◆ **Set task**:
The records below are to be quoted in full; please keep every word exact.

◆ **Data excerpts**:

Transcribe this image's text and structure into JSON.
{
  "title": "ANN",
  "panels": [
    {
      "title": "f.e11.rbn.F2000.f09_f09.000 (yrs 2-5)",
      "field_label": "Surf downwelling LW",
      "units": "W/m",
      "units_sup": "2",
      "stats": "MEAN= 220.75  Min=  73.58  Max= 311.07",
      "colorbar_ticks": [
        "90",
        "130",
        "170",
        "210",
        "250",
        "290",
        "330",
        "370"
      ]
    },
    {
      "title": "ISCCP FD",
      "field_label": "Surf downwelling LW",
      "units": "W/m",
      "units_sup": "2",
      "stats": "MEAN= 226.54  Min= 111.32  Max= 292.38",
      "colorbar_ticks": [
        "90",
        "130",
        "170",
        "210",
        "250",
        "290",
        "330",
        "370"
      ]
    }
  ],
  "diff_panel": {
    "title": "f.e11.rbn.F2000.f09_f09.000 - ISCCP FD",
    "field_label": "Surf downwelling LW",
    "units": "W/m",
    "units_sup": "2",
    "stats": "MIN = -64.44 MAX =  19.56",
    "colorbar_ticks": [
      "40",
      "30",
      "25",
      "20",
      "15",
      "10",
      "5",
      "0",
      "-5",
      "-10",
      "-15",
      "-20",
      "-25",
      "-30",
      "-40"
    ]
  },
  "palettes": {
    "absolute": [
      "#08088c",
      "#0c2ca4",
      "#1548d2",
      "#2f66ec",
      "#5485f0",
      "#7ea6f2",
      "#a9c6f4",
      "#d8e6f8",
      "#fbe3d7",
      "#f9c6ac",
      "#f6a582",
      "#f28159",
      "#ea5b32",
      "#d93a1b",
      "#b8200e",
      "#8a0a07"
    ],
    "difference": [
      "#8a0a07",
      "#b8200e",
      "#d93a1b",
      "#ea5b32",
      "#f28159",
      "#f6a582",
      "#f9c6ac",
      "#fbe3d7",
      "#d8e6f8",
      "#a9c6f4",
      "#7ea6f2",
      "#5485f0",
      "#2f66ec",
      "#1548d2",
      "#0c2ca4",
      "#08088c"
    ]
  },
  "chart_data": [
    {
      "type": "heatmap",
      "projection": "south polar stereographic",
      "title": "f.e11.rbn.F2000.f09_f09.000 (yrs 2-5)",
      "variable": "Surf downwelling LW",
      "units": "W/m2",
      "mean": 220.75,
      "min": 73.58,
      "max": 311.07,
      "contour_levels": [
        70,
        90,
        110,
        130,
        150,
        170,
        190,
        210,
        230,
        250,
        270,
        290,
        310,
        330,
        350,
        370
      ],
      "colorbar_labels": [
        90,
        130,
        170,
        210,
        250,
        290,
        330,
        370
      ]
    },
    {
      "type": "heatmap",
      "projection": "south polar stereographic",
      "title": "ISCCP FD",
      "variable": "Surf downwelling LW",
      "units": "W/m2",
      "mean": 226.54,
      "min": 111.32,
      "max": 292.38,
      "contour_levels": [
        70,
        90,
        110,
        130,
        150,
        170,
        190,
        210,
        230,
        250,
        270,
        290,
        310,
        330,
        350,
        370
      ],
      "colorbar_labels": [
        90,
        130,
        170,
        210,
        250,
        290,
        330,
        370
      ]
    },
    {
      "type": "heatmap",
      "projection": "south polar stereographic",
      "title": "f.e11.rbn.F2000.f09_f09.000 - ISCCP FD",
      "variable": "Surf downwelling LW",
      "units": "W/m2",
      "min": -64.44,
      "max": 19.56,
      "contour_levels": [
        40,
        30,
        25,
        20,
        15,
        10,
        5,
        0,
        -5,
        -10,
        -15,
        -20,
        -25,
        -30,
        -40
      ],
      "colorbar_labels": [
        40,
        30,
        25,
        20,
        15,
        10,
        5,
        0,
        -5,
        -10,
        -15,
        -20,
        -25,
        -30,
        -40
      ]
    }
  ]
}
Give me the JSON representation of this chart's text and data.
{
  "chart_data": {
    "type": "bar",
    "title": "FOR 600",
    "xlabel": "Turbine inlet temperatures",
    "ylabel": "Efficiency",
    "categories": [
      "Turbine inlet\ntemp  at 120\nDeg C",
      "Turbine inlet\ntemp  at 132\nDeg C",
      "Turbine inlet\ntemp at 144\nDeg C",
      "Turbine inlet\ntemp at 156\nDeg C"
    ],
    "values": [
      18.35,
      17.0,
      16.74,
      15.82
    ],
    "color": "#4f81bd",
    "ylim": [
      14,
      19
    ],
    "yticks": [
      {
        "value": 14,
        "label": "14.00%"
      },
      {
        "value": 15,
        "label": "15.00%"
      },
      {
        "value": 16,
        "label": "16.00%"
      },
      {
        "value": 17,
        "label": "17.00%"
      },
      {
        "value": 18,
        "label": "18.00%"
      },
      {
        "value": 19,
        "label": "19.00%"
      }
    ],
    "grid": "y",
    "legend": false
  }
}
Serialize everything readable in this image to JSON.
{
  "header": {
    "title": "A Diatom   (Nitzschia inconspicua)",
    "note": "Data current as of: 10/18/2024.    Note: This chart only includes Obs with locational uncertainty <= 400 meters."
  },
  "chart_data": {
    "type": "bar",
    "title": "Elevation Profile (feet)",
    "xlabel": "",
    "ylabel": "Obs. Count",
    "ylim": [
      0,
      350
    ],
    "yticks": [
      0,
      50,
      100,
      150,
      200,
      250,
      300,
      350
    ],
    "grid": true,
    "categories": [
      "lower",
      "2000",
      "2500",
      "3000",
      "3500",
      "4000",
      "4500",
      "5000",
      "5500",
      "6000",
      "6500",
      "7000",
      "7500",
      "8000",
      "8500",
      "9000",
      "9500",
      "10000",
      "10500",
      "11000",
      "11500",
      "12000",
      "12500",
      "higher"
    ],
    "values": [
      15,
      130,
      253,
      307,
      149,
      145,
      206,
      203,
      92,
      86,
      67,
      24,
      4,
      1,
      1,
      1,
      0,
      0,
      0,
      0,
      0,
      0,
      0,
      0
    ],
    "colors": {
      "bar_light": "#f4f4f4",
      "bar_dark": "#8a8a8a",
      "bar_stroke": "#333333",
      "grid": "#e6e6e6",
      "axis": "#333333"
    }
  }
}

◆ **Response**:
Transcribe this image's text and structure into JSON.
{
  "title": "ANN",
  "panels": [
    {
      "title": "f.e11.rbn.F2000.f09_f09.000 (yrs 2-5)",
      "field_label": "Surf downwelling LW",
      "units": "W/m",
      "units_sup": "2",
      "stats": "MEAN= 220.75  Min=  73.58  Max= 311.07",
      "colorbar_ticks": [
        "90",
        "130",
        "170",
        "210",
        "250",
        "290",
        "330",
        "370"
      ]
    },
    {
      "title": "ISCCP FD",
      "field_label": "Surf downwelling LW",
      "units": "W/m",
      "units_sup": "2",
      "stats": "MEAN= 226.54  Min= 111.32  Max= 292.38",
      "colorbar_ticks": [
        "90",
        "130",
        "170",
        "210",
        "250",
        "290",
        "330",
        "370"
      ]
    }
  ],
  "diff_panel": {
    "title": "f.e11.rbn.F2000.f09_f09.000 - ISCCP FD",
    "field_label": "Surf downwelling LW",
    "units": "W/m",
    "units_sup": "2",
    "stats": "MIN = -64.44 MAX =  19.56",
    "colorbar_ticks": [
      "40",
      "30",
      "25",
      "20",
      "15",
      "10",
      "5",
      "0",
      "-5",
      "-10",
      "-15",
      "-20",
      "-25",
      "-30",
      "-40"
    ]
  },
  "palettes": {
    "absolute": [
      "#08088c",
      "#0c2ca4",
      "#1548d2",
      "#2f66ec",
      "#5485f0",
      "#7ea6f2",
      "#a9c6f4",
      "#d8e6f8",
      "#fbe3d7",
      "#f9c6ac",
      "#f6a582",
      "#f28159",
      "#ea5b32",
      "#d93a1b",
      "#b8200e",
      "#8a0a07"
    ],
    "difference": [
      "#8a0a07",
      "#b8200e",
      "#d93a1b",
      "#ea5b32",
      "#f28159",
      "#f6a582",
      "#f9c6ac",
      "#fbe3d7",
      "#d8e6f8",
      "#a9c6f4",
      "#7ea6f2",
      "#5485f0",
      "#2f66ec",
      "#1548d2",
      "#0c2ca4",
      "#08088c"
    ]
  },
  "chart_data": [
    {
      "type": "heatmap",
      "projection": "south polar stereographic",
      "title": "f.e11.rbn.F2000.f09_f09.000 (yrs 2-5)",
      "variable": "Surf downwelling LW",
      "units": "W/m2",
      "mean": 220.75,
      "min": 73.58,
      "max": 311.07,
      "contour_levels": [
        70,
        90,
        110,
        130,
        150,
        170,
        190,
        210,
        230,
        250,
        270,
        290,
        310,
        330,
        350,
        370
      ],
      "colorbar_labels": [
        90,
        130,
        170,
        210,
        250,
        290,
        330,
        370
      ]
    },
    {
      "type": "heatmap",
      "projection": "south polar stereographic",
      "title": "ISCCP FD",
      "variable": "Surf downwelling LW",
      "units": "W/m2",
      "mean": 226.54,
      "min": 111.32,
      "max": 292.38,
      "contour_levels": [
        70,
        90,
        110,
        130,
        150,
        170,
        190,
        210,
        230,
        250,
        270,
        290,
        310,
        330,
        350,
        370
      ],
      "colorbar_labels": [
        90,
        130,
        170,
        210,
        250,
        290,
        330,
        370
      ]
    },
    {
      "type": "heatmap",
      "projection": "south polar stereographic",
      "title": "f.e11.rbn.F2000.f09_f09.000 - ISCCP FD",
      "variable": "Surf downwelling LW",
      "units": "W/m2",
      "min": -64.44,
      "max": 19.56,
      "contour_levels": [
        40,
        30,
        25,
        20,
        15,
        10,
        5,
        0,
        -5,
        -10,
        -15,
        -20,
        -25,
        -30,
        -40
      ],
      "colorbar_labels": [
        40,
        30,
        25,
        20,
        15,
        10,
        5,
        0,
        -5,
        -10,
        -15,
        -20,
        -25,
        -30,
        -40
      ]
    }
  ]
}
Give me the JSON representation of this chart's text and data.
{
  "chart_data": {
    "type": "bar",
    "title": "FOR 600",
    "xlabel": "Turbine inlet temperatures",
    "ylabel": "Efficiency",
    "categories": [
      "Turbine inlet\ntemp  at 120\nDeg C",
      "Turbine inlet\ntemp  at 132\nDeg C",
      "Turbine inlet\ntemp at 144\nDeg C",
      "Turbine inlet\ntemp at 156\nDeg C"
    ],
    "values": [
      18.35,
      17.0,
      16.74,
      15.82
    ],
    "color": "#4f81bd",
    "ylim": [
      14,
      19
    ],
    "yticks": [
      {
        "value": 14,
        "label": "14.00%"
      },
      {
        "value": 15,
        "label": "15.00%"
      },
      {
        "value": 16,
        "label": "16.00%"
      },
      {
        "value": 17,
        "label": "17.00%"
      },
      {
        "value": 18,
        "label": "18.00%"
      },
      {
        "value": 19,
        "label": "19.00%"
      }
    ],
    "grid": "y",
    "legend": false
  }
}
Serialize everything readable in this image to JSON.
{
  "header": {
    "title": "A Diatom   (Nitzschia inconspicua)",
    "note": "Data current as of: 10/18/2024.    Note: This chart only includes Obs with locational uncertainty <= 400 meters."
  },
  "chart_data": {
    "type": "bar",
    "title": "Elevation Profile (feet)",
    "xlabel": "",
    "ylabel": "Obs. Count",
    "ylim": [
      0,
      350
    ],
    "yticks": [
      0,
      50,
      100,
      150,
      200,
      250,
      300,
      350
    ],
    "grid": true,
    "categories": [
      "lower",
      "2000",
      "2500",
      "3000",
      "3500",
      "4000",
      "4500",
      "5000",
      "5500",
      "6000",
      "6500",
      "7000",
      "7500",
      "8000",
      "8500",
      "9000",
      "9500",
      "10000",
      "10500",
      "11000",
      "11500",
      "12000",
      "12500",
      "higher"
    ],
    "values": [
      15,
      130,
      253,
      307,
      149,
      145,
      206,
      203,
      92,
      86,
      67,
      24,
      4,
      1,
      1,
      1,
      0,
      0,
      0,
      0,
      0,
      0,
      0,
      0
    ],
    "colors": {
      "bar_light": "#f4f4f4",
      "bar_dark": "#8a8a8a",
      "bar_stroke": "#333333",
      "grid": "#e6e6e6",
      "axis": "#333333"
    }
  }
}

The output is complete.